[Recorded data]
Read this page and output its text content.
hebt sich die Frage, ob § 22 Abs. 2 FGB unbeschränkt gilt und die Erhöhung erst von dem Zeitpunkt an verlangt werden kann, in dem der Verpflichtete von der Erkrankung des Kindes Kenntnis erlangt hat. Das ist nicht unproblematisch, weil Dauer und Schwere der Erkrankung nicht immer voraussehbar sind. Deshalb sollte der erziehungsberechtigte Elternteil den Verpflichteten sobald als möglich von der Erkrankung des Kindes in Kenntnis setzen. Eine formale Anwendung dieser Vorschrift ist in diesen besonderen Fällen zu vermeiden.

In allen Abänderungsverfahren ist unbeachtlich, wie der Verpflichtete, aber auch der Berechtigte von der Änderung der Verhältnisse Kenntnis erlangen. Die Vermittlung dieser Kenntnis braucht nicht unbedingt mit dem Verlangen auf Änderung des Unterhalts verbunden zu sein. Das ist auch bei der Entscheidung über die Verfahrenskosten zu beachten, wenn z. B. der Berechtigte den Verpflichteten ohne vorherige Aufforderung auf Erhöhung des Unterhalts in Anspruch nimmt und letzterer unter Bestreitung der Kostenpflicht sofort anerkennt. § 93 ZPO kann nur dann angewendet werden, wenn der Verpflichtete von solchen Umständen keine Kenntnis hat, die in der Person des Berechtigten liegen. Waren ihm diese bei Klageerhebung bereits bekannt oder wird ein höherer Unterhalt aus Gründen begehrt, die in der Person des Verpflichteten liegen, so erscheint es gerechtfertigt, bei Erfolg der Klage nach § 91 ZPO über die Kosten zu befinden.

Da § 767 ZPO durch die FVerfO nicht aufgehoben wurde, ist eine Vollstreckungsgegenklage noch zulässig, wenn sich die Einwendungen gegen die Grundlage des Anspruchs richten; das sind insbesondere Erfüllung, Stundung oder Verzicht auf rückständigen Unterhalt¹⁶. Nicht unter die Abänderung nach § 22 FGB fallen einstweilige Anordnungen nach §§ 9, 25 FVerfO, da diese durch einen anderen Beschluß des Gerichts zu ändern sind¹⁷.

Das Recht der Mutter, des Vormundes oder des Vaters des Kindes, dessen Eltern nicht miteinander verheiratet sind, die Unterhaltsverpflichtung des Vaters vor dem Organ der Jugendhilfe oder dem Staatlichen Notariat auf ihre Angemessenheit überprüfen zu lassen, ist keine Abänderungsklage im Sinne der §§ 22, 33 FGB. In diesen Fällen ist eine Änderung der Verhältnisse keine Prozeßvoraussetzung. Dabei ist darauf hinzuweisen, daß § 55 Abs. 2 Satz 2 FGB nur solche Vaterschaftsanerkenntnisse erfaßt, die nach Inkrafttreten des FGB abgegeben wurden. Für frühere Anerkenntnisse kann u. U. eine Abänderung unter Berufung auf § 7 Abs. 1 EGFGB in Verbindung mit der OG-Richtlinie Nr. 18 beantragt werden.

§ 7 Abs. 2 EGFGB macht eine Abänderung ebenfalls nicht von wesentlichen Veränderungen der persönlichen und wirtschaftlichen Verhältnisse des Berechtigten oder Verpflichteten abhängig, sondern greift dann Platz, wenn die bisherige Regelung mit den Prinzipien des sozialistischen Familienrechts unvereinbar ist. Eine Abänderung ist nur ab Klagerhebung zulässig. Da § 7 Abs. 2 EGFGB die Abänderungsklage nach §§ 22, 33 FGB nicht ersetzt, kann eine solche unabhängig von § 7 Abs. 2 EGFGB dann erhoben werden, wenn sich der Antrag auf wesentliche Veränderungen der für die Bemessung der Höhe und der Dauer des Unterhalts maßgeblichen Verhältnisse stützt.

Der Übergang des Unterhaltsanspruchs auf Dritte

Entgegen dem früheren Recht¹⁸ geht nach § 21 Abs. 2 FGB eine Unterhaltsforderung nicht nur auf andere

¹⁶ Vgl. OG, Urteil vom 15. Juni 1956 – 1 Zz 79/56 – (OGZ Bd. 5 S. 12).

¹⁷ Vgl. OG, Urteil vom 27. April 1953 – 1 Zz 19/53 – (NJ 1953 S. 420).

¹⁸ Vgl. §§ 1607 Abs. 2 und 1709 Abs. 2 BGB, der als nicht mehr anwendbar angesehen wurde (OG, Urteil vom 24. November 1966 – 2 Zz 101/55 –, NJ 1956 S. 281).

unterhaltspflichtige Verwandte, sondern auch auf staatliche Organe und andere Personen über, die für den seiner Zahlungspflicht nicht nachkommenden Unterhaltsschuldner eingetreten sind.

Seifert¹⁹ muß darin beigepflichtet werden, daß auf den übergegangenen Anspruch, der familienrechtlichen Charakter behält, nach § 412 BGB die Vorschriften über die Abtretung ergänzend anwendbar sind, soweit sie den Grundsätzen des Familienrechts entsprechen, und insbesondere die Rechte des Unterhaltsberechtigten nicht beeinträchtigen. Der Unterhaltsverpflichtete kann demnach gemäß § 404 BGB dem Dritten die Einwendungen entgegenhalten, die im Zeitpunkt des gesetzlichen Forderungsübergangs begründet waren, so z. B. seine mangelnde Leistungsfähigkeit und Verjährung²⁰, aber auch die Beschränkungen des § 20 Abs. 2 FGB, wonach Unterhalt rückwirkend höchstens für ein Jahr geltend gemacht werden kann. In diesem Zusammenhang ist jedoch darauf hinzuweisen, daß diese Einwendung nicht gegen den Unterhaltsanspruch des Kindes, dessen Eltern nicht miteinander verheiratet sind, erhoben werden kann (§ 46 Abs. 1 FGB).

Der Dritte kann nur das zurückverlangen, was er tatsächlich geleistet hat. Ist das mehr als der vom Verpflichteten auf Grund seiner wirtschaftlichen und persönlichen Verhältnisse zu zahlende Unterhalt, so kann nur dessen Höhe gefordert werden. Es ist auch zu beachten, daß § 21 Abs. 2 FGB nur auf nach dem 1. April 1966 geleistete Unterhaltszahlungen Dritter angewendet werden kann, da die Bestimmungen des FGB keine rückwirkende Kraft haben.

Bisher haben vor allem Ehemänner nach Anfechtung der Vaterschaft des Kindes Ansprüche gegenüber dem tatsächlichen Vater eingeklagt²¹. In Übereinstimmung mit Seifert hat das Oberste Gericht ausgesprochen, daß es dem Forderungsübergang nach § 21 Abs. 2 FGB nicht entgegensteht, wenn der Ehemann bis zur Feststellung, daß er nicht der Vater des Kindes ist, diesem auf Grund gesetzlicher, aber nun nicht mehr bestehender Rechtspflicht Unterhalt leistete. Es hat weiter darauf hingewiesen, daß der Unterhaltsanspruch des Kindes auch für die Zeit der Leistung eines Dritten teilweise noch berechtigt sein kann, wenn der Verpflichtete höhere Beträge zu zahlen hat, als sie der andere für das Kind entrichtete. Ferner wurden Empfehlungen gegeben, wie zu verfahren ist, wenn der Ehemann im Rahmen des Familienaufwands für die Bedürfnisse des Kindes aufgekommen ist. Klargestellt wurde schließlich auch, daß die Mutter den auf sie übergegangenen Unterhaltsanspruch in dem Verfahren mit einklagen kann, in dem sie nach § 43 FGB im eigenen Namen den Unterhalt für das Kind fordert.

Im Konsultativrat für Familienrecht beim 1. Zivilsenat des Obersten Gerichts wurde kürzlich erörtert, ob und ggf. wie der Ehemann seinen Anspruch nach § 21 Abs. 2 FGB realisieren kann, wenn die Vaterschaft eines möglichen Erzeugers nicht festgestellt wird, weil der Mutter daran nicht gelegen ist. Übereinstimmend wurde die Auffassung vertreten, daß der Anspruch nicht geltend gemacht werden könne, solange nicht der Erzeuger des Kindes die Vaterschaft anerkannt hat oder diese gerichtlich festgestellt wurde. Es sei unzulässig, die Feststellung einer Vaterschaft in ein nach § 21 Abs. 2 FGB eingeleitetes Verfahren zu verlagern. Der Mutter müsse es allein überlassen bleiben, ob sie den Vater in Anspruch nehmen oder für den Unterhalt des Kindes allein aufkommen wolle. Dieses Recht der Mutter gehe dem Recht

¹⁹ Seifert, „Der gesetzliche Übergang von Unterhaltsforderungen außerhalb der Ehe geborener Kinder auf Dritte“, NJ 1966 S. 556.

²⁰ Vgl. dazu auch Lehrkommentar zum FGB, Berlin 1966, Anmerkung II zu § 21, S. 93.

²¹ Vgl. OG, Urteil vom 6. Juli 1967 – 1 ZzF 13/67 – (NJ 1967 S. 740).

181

...

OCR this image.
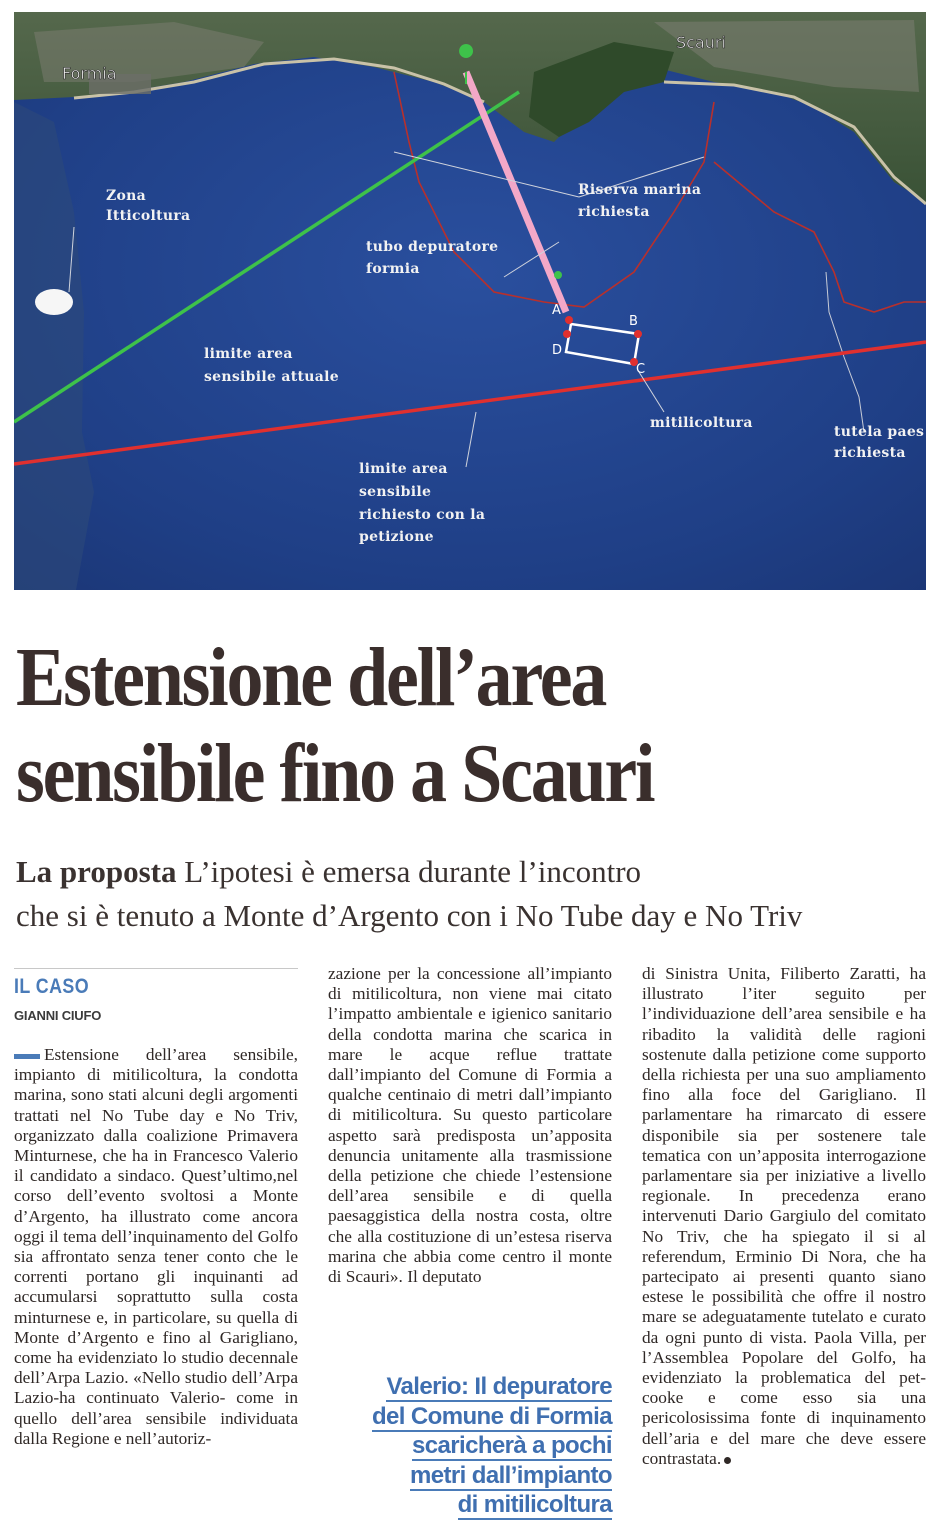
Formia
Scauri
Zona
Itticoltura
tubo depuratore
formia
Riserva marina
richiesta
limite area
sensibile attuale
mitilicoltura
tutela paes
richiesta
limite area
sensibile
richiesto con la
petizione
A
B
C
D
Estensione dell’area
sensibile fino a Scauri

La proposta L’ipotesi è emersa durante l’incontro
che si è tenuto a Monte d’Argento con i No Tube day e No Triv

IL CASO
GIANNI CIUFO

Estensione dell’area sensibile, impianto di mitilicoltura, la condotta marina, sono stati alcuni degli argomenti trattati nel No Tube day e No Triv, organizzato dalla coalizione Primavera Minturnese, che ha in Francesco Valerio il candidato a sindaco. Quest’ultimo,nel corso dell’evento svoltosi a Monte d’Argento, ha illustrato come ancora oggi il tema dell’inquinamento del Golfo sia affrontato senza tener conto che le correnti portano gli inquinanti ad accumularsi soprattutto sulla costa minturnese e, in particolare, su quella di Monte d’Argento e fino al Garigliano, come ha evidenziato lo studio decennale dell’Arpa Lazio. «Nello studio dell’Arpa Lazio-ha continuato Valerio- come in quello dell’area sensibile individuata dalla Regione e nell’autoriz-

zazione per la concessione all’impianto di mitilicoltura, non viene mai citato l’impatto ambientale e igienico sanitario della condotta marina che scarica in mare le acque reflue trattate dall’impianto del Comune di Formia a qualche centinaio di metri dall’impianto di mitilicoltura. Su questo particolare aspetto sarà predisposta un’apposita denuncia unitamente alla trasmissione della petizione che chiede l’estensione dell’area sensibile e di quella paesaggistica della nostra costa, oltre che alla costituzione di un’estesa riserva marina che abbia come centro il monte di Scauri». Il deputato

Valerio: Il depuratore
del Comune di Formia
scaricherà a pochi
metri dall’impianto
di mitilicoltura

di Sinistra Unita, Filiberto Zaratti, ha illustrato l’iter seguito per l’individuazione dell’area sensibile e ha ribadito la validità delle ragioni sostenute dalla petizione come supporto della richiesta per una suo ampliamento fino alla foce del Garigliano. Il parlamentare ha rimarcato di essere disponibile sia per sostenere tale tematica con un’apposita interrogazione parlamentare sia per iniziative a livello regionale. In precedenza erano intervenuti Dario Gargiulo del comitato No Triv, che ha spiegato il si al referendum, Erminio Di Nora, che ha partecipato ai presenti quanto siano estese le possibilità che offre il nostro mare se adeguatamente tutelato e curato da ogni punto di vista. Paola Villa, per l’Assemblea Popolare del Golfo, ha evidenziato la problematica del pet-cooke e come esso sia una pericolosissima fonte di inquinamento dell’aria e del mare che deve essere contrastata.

> WHAT TO PRODUCE: Copy out every line that includes the word "April".

> REPLY TO THE EXERCISE:
¹⁷ Vgl. OG, Urteil vom 27. April 1953 – 1 Zz 19/53 – (NJ 1953 S. 420).
Der Dritte kann nur das zurückverlangen, was er tatsächlich geleistet hat. Ist das mehr als der vom Verpflichteten auf Grund seiner wirtschaftlichen und persönlichen Verhältnisse zu zahlende Unterhalt, so kann nur dessen Höhe gefordert werden. Es ist auch zu beachten, daß § 21 Abs. 2 FGB nur auf nach dem 1. April 1966 geleistete Unterhaltszahlungen Dritter angewendet werden kann, da die Bestimmungen des FGB keine rückwirkende Kraft haben.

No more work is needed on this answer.